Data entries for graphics
________________________
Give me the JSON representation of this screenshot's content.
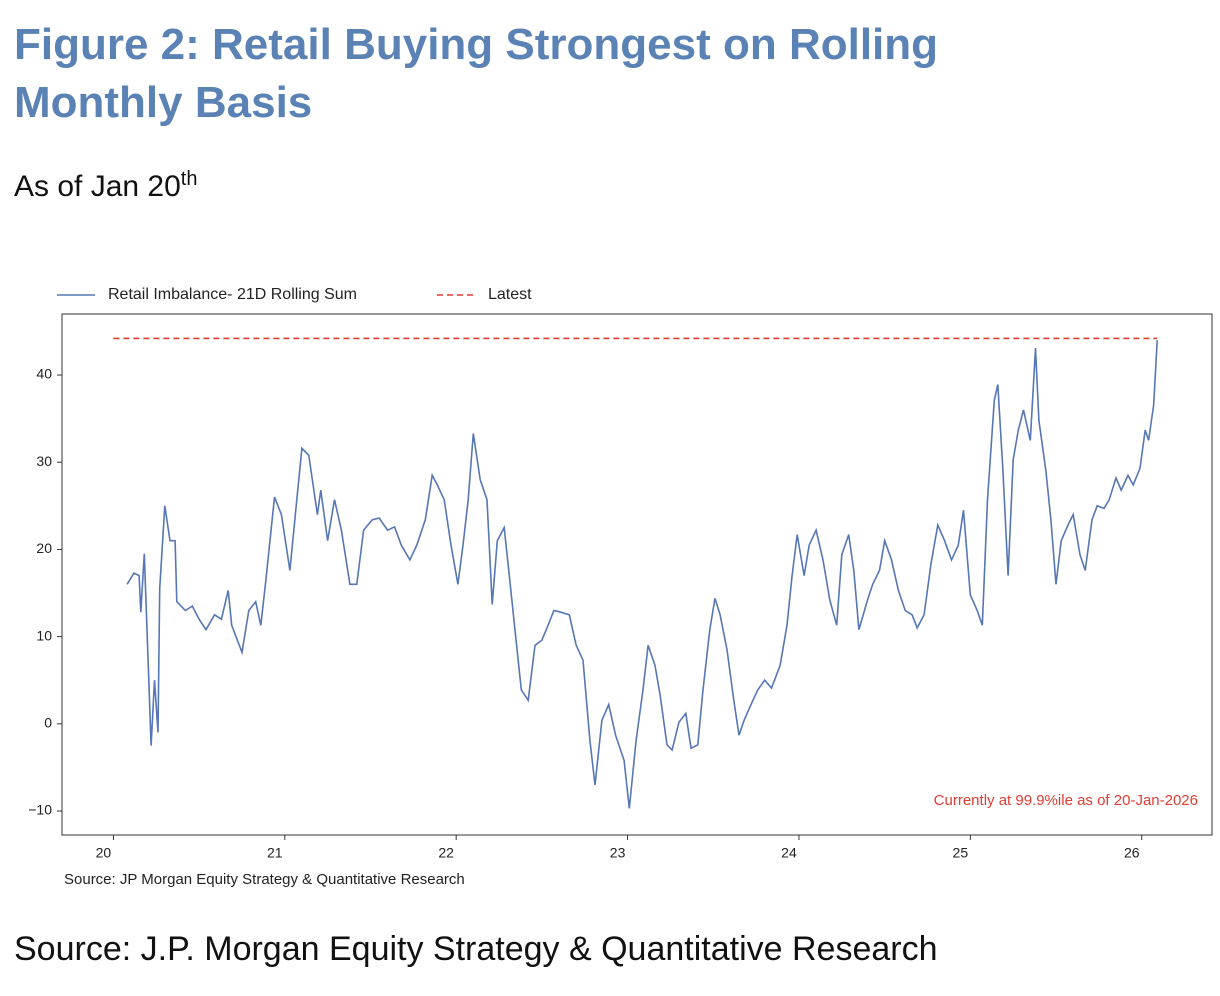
{
  "chart_data": {
    "type": "line",
    "title": "Figure 2: Retail Buying Strongest on Rolling Monthly Basis",
    "subtitle": {
      "text": "As of Jan 20",
      "superscript": "th"
    },
    "annotation": "Currently at 99.9%ile as of 20-Jan-2026",
    "chart_source": "Source: JP Morgan Equity Strategy & Quantitative Research",
    "source": "Source: J.P. Morgan Equity Strategy & Quantitative Research",
    "xlim": [
      19.7,
      26.41
    ],
    "xticks": [
      20,
      21,
      22,
      23,
      24,
      25,
      26
    ],
    "ylim": [
      -12.75,
      47.0
    ],
    "yticks": [
      {
        "value": -10,
        "label": "−10"
      },
      0,
      10,
      20,
      30,
      40
    ],
    "grid": false,
    "legend": "top-left",
    "series": [
      {
        "name": "Retail Imbalance- 21D Rolling Sum",
        "color": "#5677b4",
        "dashed": false,
        "x": [
          20.08,
          20.12,
          20.15,
          20.16,
          20.18,
          20.2,
          20.22,
          20.24,
          20.26,
          20.27,
          20.3,
          20.33,
          20.36,
          20.37,
          20.42,
          20.46,
          20.5,
          20.54,
          20.59,
          20.63,
          20.67,
          20.69,
          20.75,
          20.79,
          20.83,
          20.86,
          20.89,
          20.94,
          20.98,
          21.03,
          21.07,
          21.1,
          21.14,
          21.19,
          21.21,
          21.25,
          21.29,
          21.33,
          21.38,
          21.42,
          21.46,
          21.51,
          21.55,
          21.6,
          21.64,
          21.68,
          21.73,
          21.77,
          21.82,
          21.86,
          21.89,
          21.93,
          21.97,
          22.01,
          22.04,
          22.07,
          22.1,
          22.14,
          22.18,
          22.21,
          22.24,
          22.28,
          22.31,
          22.34,
          22.38,
          22.42,
          22.46,
          22.5,
          22.53,
          22.57,
          22.61,
          22.66,
          22.7,
          22.74,
          22.78,
          22.81,
          22.85,
          22.89,
          22.93,
          22.98,
          23.01,
          23.05,
          23.09,
          23.12,
          23.16,
          23.19,
          23.23,
          23.26,
          23.3,
          23.34,
          23.37,
          23.41,
          23.44,
          23.48,
          23.51,
          23.54,
          23.58,
          23.62,
          23.65,
          23.68,
          23.72,
          23.76,
          23.8,
          23.84,
          23.89,
          23.93,
          23.96,
          23.99,
          24.03,
          24.06,
          24.1,
          24.14,
          24.18,
          24.22,
          24.25,
          24.29,
          24.32,
          24.35,
          24.4,
          24.43,
          24.47,
          24.5,
          24.54,
          24.58,
          24.62,
          24.66,
          24.69,
          24.73,
          24.77,
          24.81,
          24.85,
          24.89,
          24.93,
          24.96,
          25.0,
          25.04,
          25.07,
          25.1,
          25.14,
          25.16,
          25.19,
          25.22,
          25.25,
          25.28,
          25.31,
          25.35,
          25.38,
          25.4,
          25.44,
          25.47,
          25.5,
          25.53,
          25.57,
          25.6,
          25.64,
          25.67,
          25.71,
          25.74,
          25.78,
          25.81,
          25.85,
          25.88,
          25.92,
          25.95,
          25.99,
          26.02,
          26.04,
          26.07,
          26.09
        ],
        "values": [
          16,
          17.3,
          17,
          12.8,
          19.5,
          8.5,
          -2.5,
          5,
          -1,
          15.5,
          25,
          21,
          21,
          14,
          13,
          13.5,
          12,
          10.8,
          12.5,
          12,
          15.3,
          11.3,
          8.2,
          13,
          14,
          11.3,
          16.5,
          26,
          24,
          17.6,
          25.7,
          31.6,
          30.8,
          24,
          26.8,
          21,
          25.7,
          22.2,
          16,
          16,
          22.2,
          23.4,
          23.6,
          22.2,
          22.6,
          20.5,
          18.8,
          20.5,
          23.4,
          28.5,
          27.4,
          25.7,
          20.5,
          16,
          20.5,
          25.7,
          33.3,
          28,
          25.7,
          13.7,
          21,
          22.5,
          17,
          11.3,
          3.9,
          2.7,
          9,
          9.6,
          11,
          13,
          12.8,
          12.5,
          9,
          7.3,
          -1.9,
          -7,
          0.4,
          2.2,
          -1.3,
          -4.2,
          -9.7,
          -1.9,
          3.9,
          9,
          6.7,
          3.3,
          -2.4,
          -3,
          0.2,
          1.2,
          -2.8,
          -2.4,
          3.9,
          10.8,
          14.4,
          12.5,
          8.5,
          2.7,
          -1.3,
          0.4,
          2.2,
          3.9,
          5,
          4.1,
          6.7,
          11.3,
          17,
          21.7,
          17,
          20.5,
          22.2,
          18.8,
          14.2,
          11.3,
          19.4,
          21.7,
          17.6,
          10.8,
          14.2,
          16,
          17.6,
          21,
          18.8,
          15.3,
          13,
          12.5,
          11,
          12.5,
          18.3,
          22.8,
          21,
          18.8,
          20.5,
          24.5,
          14.8,
          13,
          11.3,
          25.7,
          37.1,
          38.9,
          29.1,
          17,
          30.3,
          33.7,
          36,
          32.5,
          43.1,
          34.8,
          29.1,
          23.4,
          16,
          21,
          22.8,
          24,
          19.4,
          17.6,
          23.4,
          25,
          24.7,
          25.7,
          28.2,
          26.8,
          28.5,
          27.4,
          29.3,
          33.7,
          32.5,
          36.6,
          44
        ]
      },
      {
        "name": "Latest",
        "color": "#e03c31",
        "dashed": true,
        "x": [
          20.0,
          26.09
        ],
        "values": [
          44.2,
          44.2
        ]
      }
    ]
  }
}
________________________
* Work to do
Each line that holds the word "Research" is to be copied.

* Task result
    "chart_source": "Source: JP Morgan Equity Strategy & Quantitative Research",
    "source": "Source: J.P. Morgan Equity Strategy & Quantitative Research",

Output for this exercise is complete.